Reproduce each record below exactly as written.
○ ○ ○ ○
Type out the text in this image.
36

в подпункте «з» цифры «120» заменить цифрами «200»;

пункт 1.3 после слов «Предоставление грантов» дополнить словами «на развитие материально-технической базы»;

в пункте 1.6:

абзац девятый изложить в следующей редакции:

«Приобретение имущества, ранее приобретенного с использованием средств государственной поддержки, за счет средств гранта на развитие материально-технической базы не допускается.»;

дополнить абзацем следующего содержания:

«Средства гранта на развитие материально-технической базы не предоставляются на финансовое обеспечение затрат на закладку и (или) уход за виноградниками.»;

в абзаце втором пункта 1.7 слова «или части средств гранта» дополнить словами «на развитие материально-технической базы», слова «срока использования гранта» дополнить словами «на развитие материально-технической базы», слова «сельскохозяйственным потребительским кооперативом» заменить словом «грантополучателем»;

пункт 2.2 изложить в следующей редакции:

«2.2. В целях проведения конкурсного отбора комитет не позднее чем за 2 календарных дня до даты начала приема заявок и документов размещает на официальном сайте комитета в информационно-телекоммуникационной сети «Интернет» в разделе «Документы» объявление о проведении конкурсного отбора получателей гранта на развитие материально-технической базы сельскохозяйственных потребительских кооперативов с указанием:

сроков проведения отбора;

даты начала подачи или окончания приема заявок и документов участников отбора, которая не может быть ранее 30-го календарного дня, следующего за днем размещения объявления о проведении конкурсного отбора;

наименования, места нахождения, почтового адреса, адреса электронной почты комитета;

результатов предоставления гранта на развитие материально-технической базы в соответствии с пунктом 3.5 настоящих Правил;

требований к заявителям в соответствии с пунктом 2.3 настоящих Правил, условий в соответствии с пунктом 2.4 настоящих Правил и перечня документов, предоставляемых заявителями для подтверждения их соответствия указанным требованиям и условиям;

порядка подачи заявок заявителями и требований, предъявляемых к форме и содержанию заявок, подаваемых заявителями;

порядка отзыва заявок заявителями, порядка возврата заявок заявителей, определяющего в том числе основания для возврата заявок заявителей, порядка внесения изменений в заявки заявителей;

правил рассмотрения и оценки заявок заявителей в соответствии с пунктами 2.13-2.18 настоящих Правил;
○ ○ ○ ○
FULL SOLUTION:
Type out the text in this image.
36

в подпункте «з» цифры «120» заменить цифрами «200»;

пункт 1.3 после слов «Предоставление грантов» дополнить словами «на развитие материально-технической базы»;

в пункте 1.6:

абзац девятый изложить в следующей редакции:

«Приобретение имущества, ранее приобретенного с использованием средств государственной поддержки, за счет средств гранта на развитие материально-технической базы не допускается.»;

дополнить абзацем следующего содержания:

«Средства гранта на развитие материально-технической базы не предоставляются на финансовое обеспечение затрат на закладку и (или) уход за виноградниками.»;

в абзаце втором пункта 1.7 слова «или части средств гранта» дополнить словами «на развитие материально-технической базы», слова «срока использования гранта» дополнить словами «на развитие материально-технической базы», слова «сельскохозяйственным потребительским кооперативом» заменить словом «грантополучателем»;

пункт 2.2 изложить в следующей редакции:

«2.2. В целях проведения конкурсного отбора комитет не позднее чем за 2 календарных дня до даты начала приема заявок и документов размещает на официальном сайте комитета в информационно-телекоммуникационной сети «Интернет» в разделе «Документы» объявление о проведении конкурсного отбора получателей гранта на развитие материально-технической базы сельскохозяйственных потребительских кооперативов с указанием:

сроков проведения отбора;

даты начала подачи или окончания приема заявок и документов участников отбора, которая не может быть ранее 30-го календарного дня, следующего за днем размещения объявления о проведении конкурсного отбора;

наименования, места нахождения, почтового адреса, адреса электронной почты комитета;

результатов предоставления гранта на развитие материально-технической базы в соответствии с пунктом 3.5 настоящих Правил;

требований к заявителям в соответствии с пунктом 2.3 настоящих Правил, условий в соответствии с пунктом 2.4 настоящих Правил и перечня документов, предоставляемых заявителями для подтверждения их соответствия указанным требованиям и условиям;

порядка подачи заявок заявителями и требований, предъявляемых к форме и содержанию заявок, подаваемых заявителями;

порядка отзыва заявок заявителями, порядка возврата заявок заявителей, определяющего в том числе основания для возврата заявок заявителей, порядка внесения изменений в заявки заявителей;

правил рассмотрения и оценки заявок заявителей в соответствии с пунктами 2.13-2.18 настоящих Правил;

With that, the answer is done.